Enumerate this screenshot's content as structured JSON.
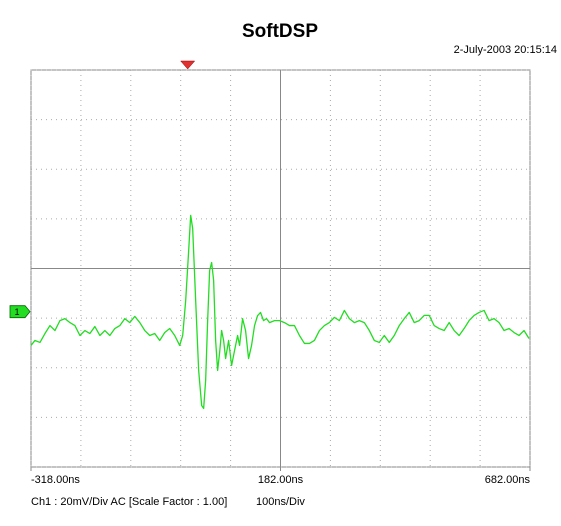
{
  "chart_data": {
    "type": "line",
    "title": "SoftDSP",
    "timestamp": "2-July-2003 20:15:14",
    "channel_info": "Ch1 : 20mV/Div  AC  [Scale Factor : 1.00]",
    "timebase": "100ns/Div",
    "channel_label": "1",
    "ground_level": -17.4,
    "trigger_x": -4,
    "xlim": [
      -318,
      682
    ],
    "ylim": [
      -80,
      80
    ],
    "xticks": [
      {
        "value": -318,
        "label": "-318.00ns"
      },
      {
        "value": 182,
        "label": "182.00ns"
      },
      {
        "value": 682,
        "label": "682.00ns"
      }
    ],
    "xgrid": [
      -318,
      -218,
      -118,
      -18,
      82,
      182,
      282,
      382,
      482,
      582,
      682
    ],
    "ygrid": [
      -80,
      -60,
      -40,
      -20,
      0,
      20,
      40,
      60,
      80
    ],
    "grid": true,
    "series": [
      {
        "name": "Ch1",
        "color": "#22dd22",
        "x": [
          -318,
          -310,
          -300,
          -290,
          -280,
          -270,
          -260,
          -250,
          -240,
          -230,
          -220,
          -210,
          -200,
          -190,
          -180,
          -170,
          -160,
          -150,
          -140,
          -130,
          -120,
          -110,
          -100,
          -90,
          -80,
          -70,
          -60,
          -50,
          -40,
          -30,
          -20,
          -14,
          -8,
          -2,
          2,
          6,
          12,
          18,
          24,
          28,
          32,
          36,
          40,
          44,
          48,
          52,
          56,
          60,
          64,
          68,
          72,
          78,
          84,
          90,
          96,
          100,
          106,
          112,
          118,
          124,
          130,
          136,
          142,
          148,
          154,
          160,
          170,
          180,
          190,
          200,
          210,
          220,
          230,
          240,
          250,
          260,
          270,
          280,
          290,
          300,
          310,
          320,
          330,
          340,
          350,
          360,
          370,
          380,
          390,
          400,
          410,
          420,
          430,
          440,
          450,
          460,
          470,
          480,
          490,
          500,
          510,
          520,
          530,
          540,
          550,
          560,
          570,
          580,
          590,
          600,
          610,
          620,
          630,
          640,
          650,
          660,
          670,
          680
        ],
        "values": [
          -31.0,
          -29.0,
          -29.8,
          -26.2,
          -23.0,
          -25.0,
          -21.0,
          -20.2,
          -21.8,
          -23.0,
          -27.0,
          -25.0,
          -26.2,
          -23.4,
          -27.0,
          -25.0,
          -27.0,
          -24.2,
          -23.0,
          -20.2,
          -21.8,
          -19.3,
          -21.8,
          -25.0,
          -27.0,
          -26.2,
          -29.0,
          -25.8,
          -24.2,
          -27.0,
          -31.0,
          -27.0,
          -12.9,
          7.3,
          21.4,
          16.1,
          -12.9,
          -41.1,
          -55.2,
          -56.4,
          -45.1,
          -21.0,
          -0.8,
          2.4,
          -4.8,
          -29.0,
          -41.1,
          -33.9,
          -25.0,
          -29.0,
          -36.3,
          -29.0,
          -39.1,
          -33.0,
          -27.0,
          -31.0,
          -20.2,
          -25.0,
          -36.3,
          -31.0,
          -23.0,
          -19.0,
          -17.7,
          -21.0,
          -20.2,
          -21.8,
          -21.0,
          -21.0,
          -21.8,
          -23.0,
          -23.0,
          -27.0,
          -30.2,
          -30.2,
          -29.0,
          -25.0,
          -23.0,
          -21.8,
          -19.7,
          -21.0,
          -16.9,
          -20.2,
          -21.8,
          -21.0,
          -21.8,
          -25.0,
          -29.0,
          -29.8,
          -27.0,
          -29.8,
          -27.0,
          -23.0,
          -20.2,
          -17.7,
          -21.8,
          -21.0,
          -18.9,
          -18.9,
          -23.0,
          -24.2,
          -25.0,
          -21.8,
          -25.0,
          -27.0,
          -24.2,
          -21.0,
          -18.9,
          -17.7,
          -16.9,
          -21.0,
          -20.2,
          -21.8,
          -25.0,
          -24.2,
          -25.8,
          -27.0,
          -25.0,
          -28.2
        ]
      }
    ]
  }
}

**Stated exercise**
Repeat the records above exactly, leaving out the pictures.

**Complete answer**
Enumerate this screenshot's content as structured JSON.
{
  "chart_data": {
    "type": "line",
    "title": "SoftDSP",
    "timestamp": "2-July-2003 20:15:14",
    "channel_info": "Ch1 : 20mV/Div  AC  [Scale Factor : 1.00]",
    "timebase": "100ns/Div",
    "channel_label": "1",
    "ground_level": -17.4,
    "trigger_x": -4,
    "xlim": [
      -318,
      682
    ],
    "ylim": [
      -80,
      80
    ],
    "xticks": [
      {
        "value": -318,
        "label": "-318.00ns"
      },
      {
        "value": 182,
        "label": "182.00ns"
      },
      {
        "value": 682,
        "label": "682.00ns"
      }
    ],
    "xgrid": [
      -318,
      -218,
      -118,
      -18,
      82,
      182,
      282,
      382,
      482,
      582,
      682
    ],
    "ygrid": [
      -80,
      -60,
      -40,
      -20,
      0,
      20,
      40,
      60,
      80
    ],
    "grid": true,
    "series": [
      {
        "name": "Ch1",
        "color": "#22dd22",
        "x": [
          -318,
          -310,
          -300,
          -290,
          -280,
          -270,
          -260,
          -250,
          -240,
          -230,
          -220,
          -210,
          -200,
          -190,
          -180,
          -170,
          -160,
          -150,
          -140,
          -130,
          -120,
          -110,
          -100,
          -90,
          -80,
          -70,
          -60,
          -50,
          -40,
          -30,
          -20,
          -14,
          -8,
          -2,
          2,
          6,
          12,
          18,
          24,
          28,
          32,
          36,
          40,
          44,
          48,
          52,
          56,
          60,
          64,
          68,
          72,
          78,
          84,
          90,
          96,
          100,
          106,
          112,
          118,
          124,
          130,
          136,
          142,
          148,
          154,
          160,
          170,
          180,
          190,
          200,
          210,
          220,
          230,
          240,
          250,
          260,
          270,
          280,
          290,
          300,
          310,
          320,
          330,
          340,
          350,
          360,
          370,
          380,
          390,
          400,
          410,
          420,
          430,
          440,
          450,
          460,
          470,
          480,
          490,
          500,
          510,
          520,
          530,
          540,
          550,
          560,
          570,
          580,
          590,
          600,
          610,
          620,
          630,
          640,
          650,
          660,
          670,
          680
        ],
        "values": [
          -31.0,
          -29.0,
          -29.8,
          -26.2,
          -23.0,
          -25.0,
          -21.0,
          -20.2,
          -21.8,
          -23.0,
          -27.0,
          -25.0,
          -26.2,
          -23.4,
          -27.0,
          -25.0,
          -27.0,
          -24.2,
          -23.0,
          -20.2,
          -21.8,
          -19.3,
          -21.8,
          -25.0,
          -27.0,
          -26.2,
          -29.0,
          -25.8,
          -24.2,
          -27.0,
          -31.0,
          -27.0,
          -12.9,
          7.3,
          21.4,
          16.1,
          -12.9,
          -41.1,
          -55.2,
          -56.4,
          -45.1,
          -21.0,
          -0.8,
          2.4,
          -4.8,
          -29.0,
          -41.1,
          -33.9,
          -25.0,
          -29.0,
          -36.3,
          -29.0,
          -39.1,
          -33.0,
          -27.0,
          -31.0,
          -20.2,
          -25.0,
          -36.3,
          -31.0,
          -23.0,
          -19.0,
          -17.7,
          -21.0,
          -20.2,
          -21.8,
          -21.0,
          -21.0,
          -21.8,
          -23.0,
          -23.0,
          -27.0,
          -30.2,
          -30.2,
          -29.0,
          -25.0,
          -23.0,
          -21.8,
          -19.7,
          -21.0,
          -16.9,
          -20.2,
          -21.8,
          -21.0,
          -21.8,
          -25.0,
          -29.0,
          -29.8,
          -27.0,
          -29.8,
          -27.0,
          -23.0,
          -20.2,
          -17.7,
          -21.8,
          -21.0,
          -18.9,
          -18.9,
          -23.0,
          -24.2,
          -25.0,
          -21.8,
          -25.0,
          -27.0,
          -24.2,
          -21.0,
          -18.9,
          -17.7,
          -16.9,
          -21.0,
          -20.2,
          -21.8,
          -25.0,
          -24.2,
          -25.8,
          -27.0,
          -25.0,
          -28.2
        ]
      }
    ]
  }
}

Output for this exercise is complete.